** Start **
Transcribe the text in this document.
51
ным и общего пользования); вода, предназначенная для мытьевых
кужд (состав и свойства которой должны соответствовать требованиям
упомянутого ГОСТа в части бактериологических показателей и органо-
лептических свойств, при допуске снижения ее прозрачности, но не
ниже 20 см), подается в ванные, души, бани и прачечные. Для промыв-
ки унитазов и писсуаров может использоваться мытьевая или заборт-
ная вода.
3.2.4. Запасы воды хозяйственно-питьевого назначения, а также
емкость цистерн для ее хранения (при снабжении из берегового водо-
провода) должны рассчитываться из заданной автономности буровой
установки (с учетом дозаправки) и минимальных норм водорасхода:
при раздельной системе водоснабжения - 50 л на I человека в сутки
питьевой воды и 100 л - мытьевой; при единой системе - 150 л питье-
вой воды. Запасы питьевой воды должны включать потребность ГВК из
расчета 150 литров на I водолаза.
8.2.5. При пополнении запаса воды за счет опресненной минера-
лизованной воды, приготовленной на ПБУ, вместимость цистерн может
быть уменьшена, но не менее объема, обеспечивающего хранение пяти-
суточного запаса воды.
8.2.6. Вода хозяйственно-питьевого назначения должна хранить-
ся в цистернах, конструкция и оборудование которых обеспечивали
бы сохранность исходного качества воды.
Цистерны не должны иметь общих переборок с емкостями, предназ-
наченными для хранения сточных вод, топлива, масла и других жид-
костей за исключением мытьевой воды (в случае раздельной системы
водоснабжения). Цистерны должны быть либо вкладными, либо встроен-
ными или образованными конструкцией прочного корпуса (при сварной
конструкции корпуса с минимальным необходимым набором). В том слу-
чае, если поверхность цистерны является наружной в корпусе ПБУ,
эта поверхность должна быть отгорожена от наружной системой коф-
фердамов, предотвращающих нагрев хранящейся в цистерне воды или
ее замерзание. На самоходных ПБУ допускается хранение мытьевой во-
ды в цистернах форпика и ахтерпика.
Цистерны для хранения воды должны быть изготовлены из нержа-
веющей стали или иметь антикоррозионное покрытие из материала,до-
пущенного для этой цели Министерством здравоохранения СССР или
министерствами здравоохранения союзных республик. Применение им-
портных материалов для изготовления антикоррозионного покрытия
** End **
**EXERCISE GOAL**
Reproduce all of the entries word for word.

**EXERCISE ANSWER**
Transcribe the text in this document.
51
ным и общего пользования); вода, предназначенная для мытьевых
кужд (состав и свойства которой должны соответствовать требованиям
упомянутого ГОСТа в части бактериологических показателей и органо-
лептических свойств, при допуске снижения ее прозрачности, но не
ниже 20 см), подается в ванные, души, бани и прачечные. Для промыв-
ки унитазов и писсуаров может использоваться мытьевая или заборт-
ная вода.
3.2.4. Запасы воды хозяйственно-питьевого назначения, а также
емкость цистерн для ее хранения (при снабжении из берегового водо-
провода) должны рассчитываться из заданной автономности буровой
установки (с учетом дозаправки) и минимальных норм водорасхода:
при раздельной системе водоснабжения - 50 л на I человека в сутки
питьевой воды и 100 л - мытьевой; при единой системе - 150 л питье-
вой воды. Запасы питьевой воды должны включать потребность ГВК из
расчета 150 литров на I водолаза.
8.2.5. При пополнении запаса воды за счет опресненной минера-
лизованной воды, приготовленной на ПБУ, вместимость цистерн может
быть уменьшена, но не менее объема, обеспечивающего хранение пяти-
суточного запаса воды.
8.2.6. Вода хозяйственно-питьевого назначения должна хранить-
ся в цистернах, конструкция и оборудование которых обеспечивали
бы сохранность исходного качества воды.
Цистерны не должны иметь общих переборок с емкостями, предназ-
наченными для хранения сточных вод, топлива, масла и других жид-
костей за исключением мытьевой воды (в случае раздельной системы
водоснабжения). Цистерны должны быть либо вкладными, либо встроен-
ными или образованными конструкцией прочного корпуса (при сварной
конструкции корпуса с минимальным необходимым набором). В том слу-
чае, если поверхность цистерны является наружной в корпусе ПБУ,
эта поверхность должна быть отгорожена от наружной системой коф-
фердамов, предотвращающих нагрев хранящейся в цистерне воды или
ее замерзание. На самоходных ПБУ допускается хранение мытьевой во-
ды в цистернах форпика и ахтерпика.
Цистерны для хранения воды должны быть изготовлены из нержа-
веющей стали или иметь антикоррозионное покрытие из материала,до-
пущенного для этой цели Министерством здравоохранения СССР или
министерствами здравоохранения союзных республик. Применение им-
портных материалов для изготовления антикоррозионного покрытия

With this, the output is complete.